> **Your task**:
Check each line of the material. Copy those containing "Image".
*** Entries supplied
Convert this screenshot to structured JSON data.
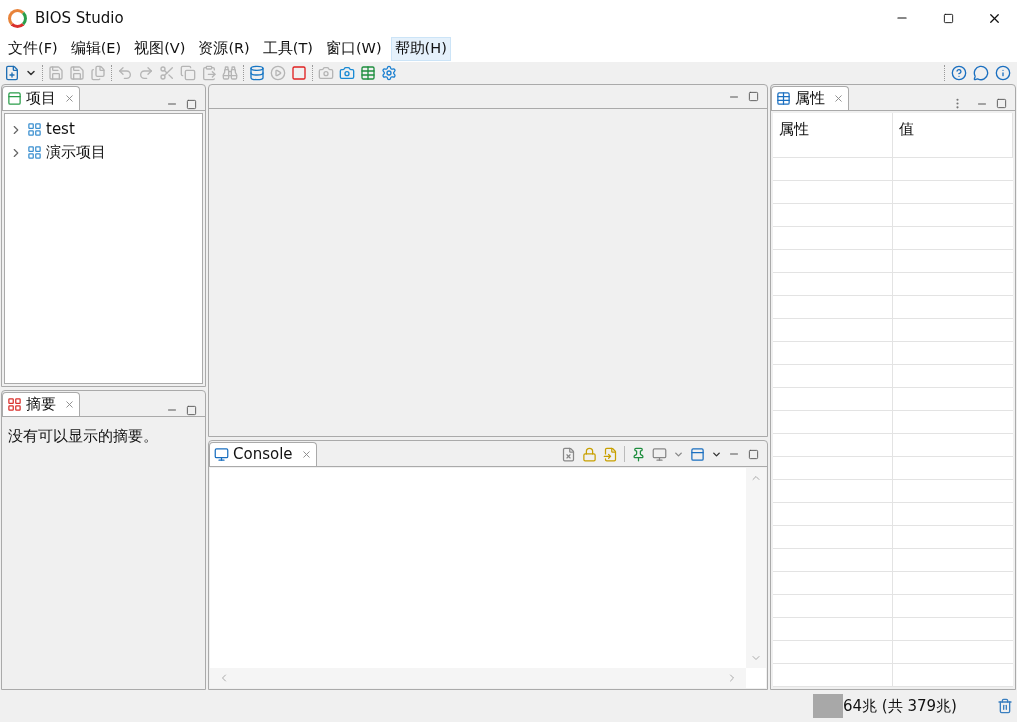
{
  "window": {
    "title": "BIOS Studio"
  },
  "menu": [
    {
      "label": "文件(F)",
      "selected": false
    },
    {
      "label": "编辑(E)",
      "selected": false
    },
    {
      "label": "视图(V)",
      "selected": false
    },
    {
      "label": "资源(R)",
      "selected": false
    },
    {
      "label": "工具(T)",
      "selected": false
    },
    {
      "label": "窗口(W)",
      "selected": false
    },
    {
      "label": "帮助(H)",
      "selected": true
    }
  ],
  "toolbar": [
    {
      "kind": "new",
      "disabled": false
    },
    {
      "kind": "dropdown",
      "disabled": false
    },
    {
      "kind": "sep"
    },
    {
      "kind": "save",
      "disabled": true
    },
    {
      "kind": "saveas",
      "disabled": true
    },
    {
      "kind": "saveall",
      "disabled": true
    },
    {
      "kind": "sep"
    },
    {
      "kind": "undo",
      "disabled": true
    },
    {
      "kind": "redo",
      "disabled": true
    },
    {
      "kind": "cut",
      "disabled": true
    },
    {
      "kind": "copy",
      "disabled": true
    },
    {
      "kind": "paste",
      "disabled": true
    },
    {
      "kind": "find",
      "disabled": true
    },
    {
      "kind": "sep"
    },
    {
      "kind": "database",
      "disabled": false
    },
    {
      "kind": "run",
      "disabled": true
    },
    {
      "kind": "stop",
      "disabled": false
    },
    {
      "kind": "sep"
    },
    {
      "kind": "camera",
      "disabled": true
    },
    {
      "kind": "camera",
      "disabled": false
    },
    {
      "kind": "excel",
      "disabled": false
    },
    {
      "kind": "settings",
      "disabled": false
    }
  ],
  "toolbar_right": [
    {
      "kind": "help"
    },
    {
      "kind": "chat"
    },
    {
      "kind": "info"
    }
  ],
  "projects": {
    "title": "项目",
    "items": [
      {
        "label": "test",
        "expanded": false
      },
      {
        "label": "演示项目",
        "expanded": false
      }
    ]
  },
  "summary": {
    "title": "摘要",
    "message": "没有可以显示的摘要。"
  },
  "console": {
    "title": "Console"
  },
  "properties": {
    "title": "属性",
    "columns": [
      "属性",
      "值"
    ]
  },
  "status": {
    "heap": {
      "level": 0.17,
      "reading": "64兆 (共 379兆)"
    }
  }
}
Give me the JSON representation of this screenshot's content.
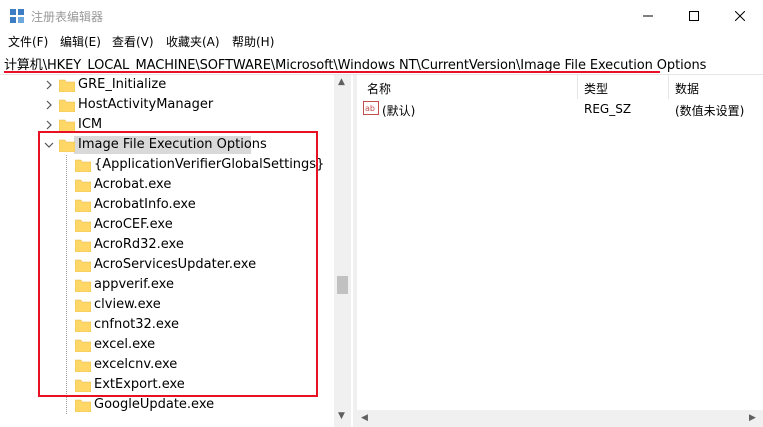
{
  "window": {
    "title": "注册表编辑器",
    "minimize_icon": "minimize-icon",
    "maximize_icon": "maximize-icon",
    "close_icon": "close-icon"
  },
  "menu": {
    "items": [
      "文件(F)",
      "编辑(E)",
      "查看(V)",
      "收藏夹(A)",
      "帮助(H)"
    ]
  },
  "address": {
    "path": "计算机\\HKEY_LOCAL_MACHINE\\SOFTWARE\\Microsoft\\Windows NT\\CurrentVersion\\Image File Execution Options"
  },
  "tree": {
    "items": [
      {
        "label": "GRE_Initialize",
        "expander": "chevron-right"
      },
      {
        "label": "HostActivityManager",
        "expander": "chevron-right"
      },
      {
        "label": "ICM",
        "expander": "chevron-right"
      },
      {
        "label": "Image File Execution Options",
        "expander": "chevron-down",
        "selected": true
      },
      {
        "label": "{ApplicationVerifierGlobalSettings}"
      },
      {
        "label": "Acrobat.exe"
      },
      {
        "label": "AcrobatInfo.exe"
      },
      {
        "label": "AcroCEF.exe"
      },
      {
        "label": "AcroRd32.exe"
      },
      {
        "label": "AcroServicesUpdater.exe"
      },
      {
        "label": "appverif.exe"
      },
      {
        "label": "clview.exe"
      },
      {
        "label": "cnfnot32.exe"
      },
      {
        "label": "excel.exe"
      },
      {
        "label": "excelcnv.exe"
      },
      {
        "label": "ExtExport.exe"
      },
      {
        "label": "GoogleUpdate.exe"
      }
    ]
  },
  "list": {
    "columns": [
      "名称",
      "类型",
      "数据"
    ],
    "rows": [
      {
        "name": "(默认)",
        "type": "REG_SZ",
        "data": "(数值未设置)",
        "icon": "string-value-icon"
      }
    ]
  },
  "colors": {
    "highlight_red": "#e81123",
    "selection_gray": "#d9d9d9",
    "folder_yellow": "#ffd766"
  }
}
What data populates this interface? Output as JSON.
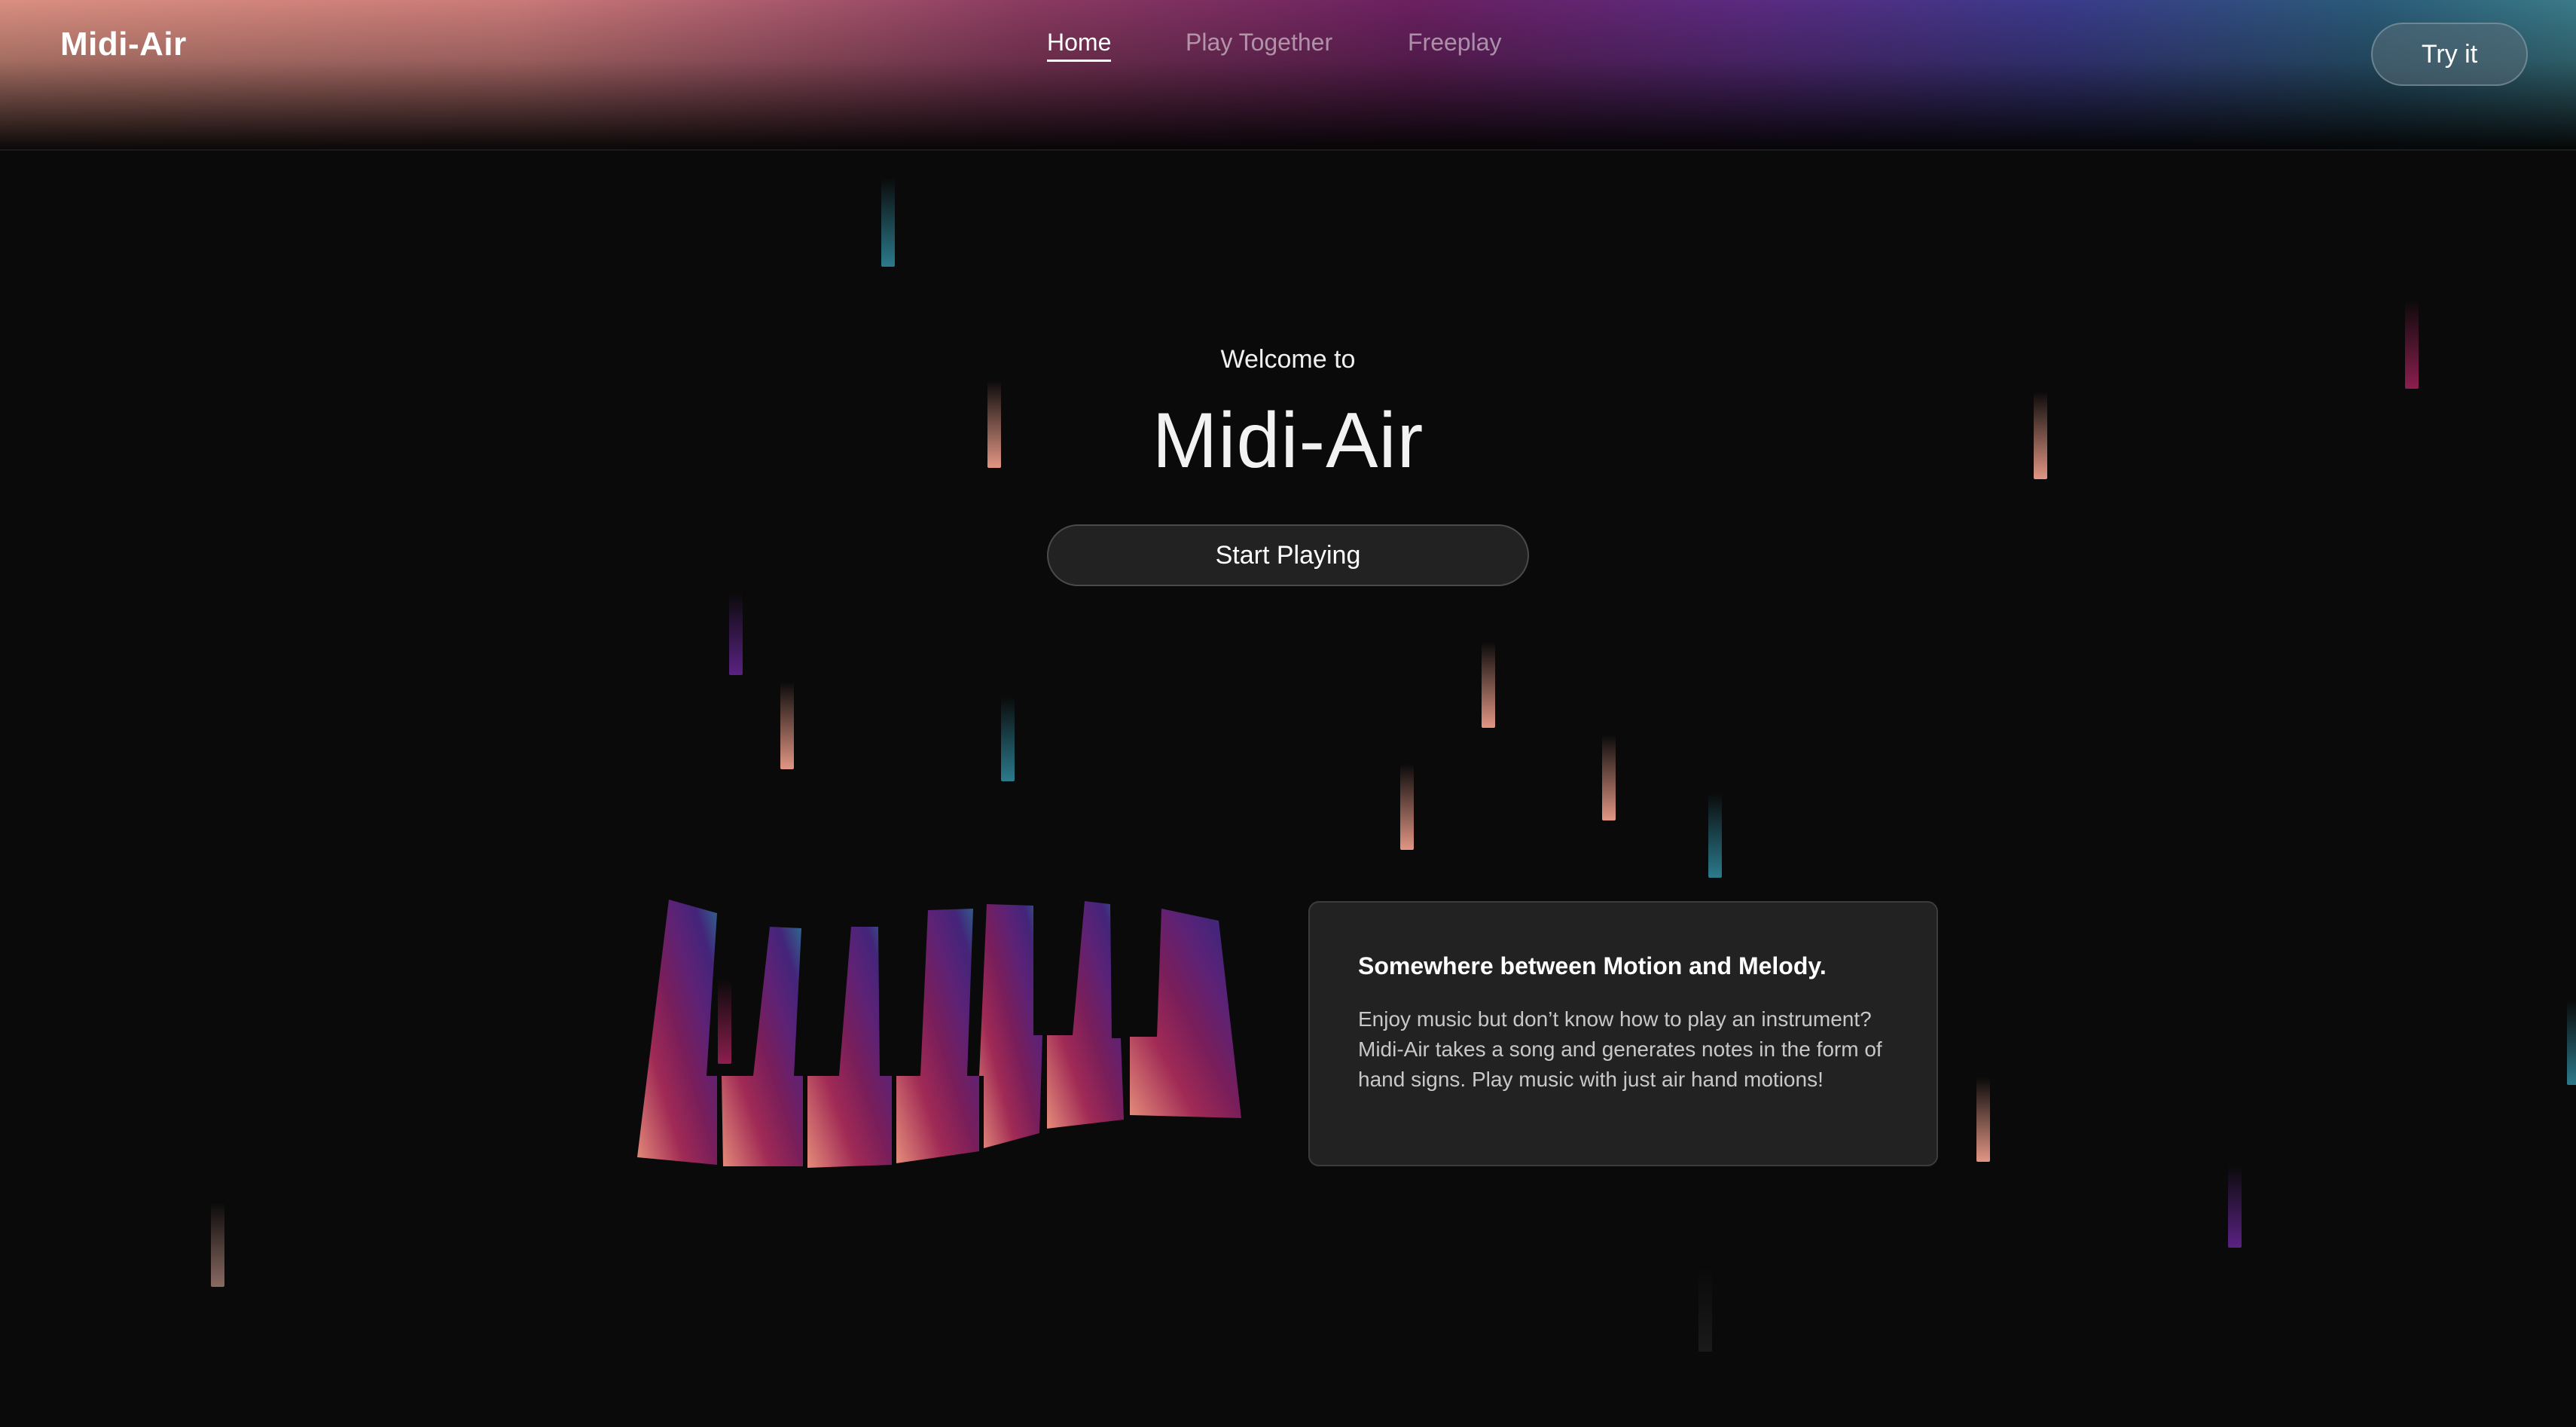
******
> **Task answer**:
    "path": "计算机\\HKEY_LOCAL_MACHINE\\SOFTWARE\\Microsoft\\Windows NT\\CurrentVersion\\Image File Execution Options"
        "label": "Image File Execution Options",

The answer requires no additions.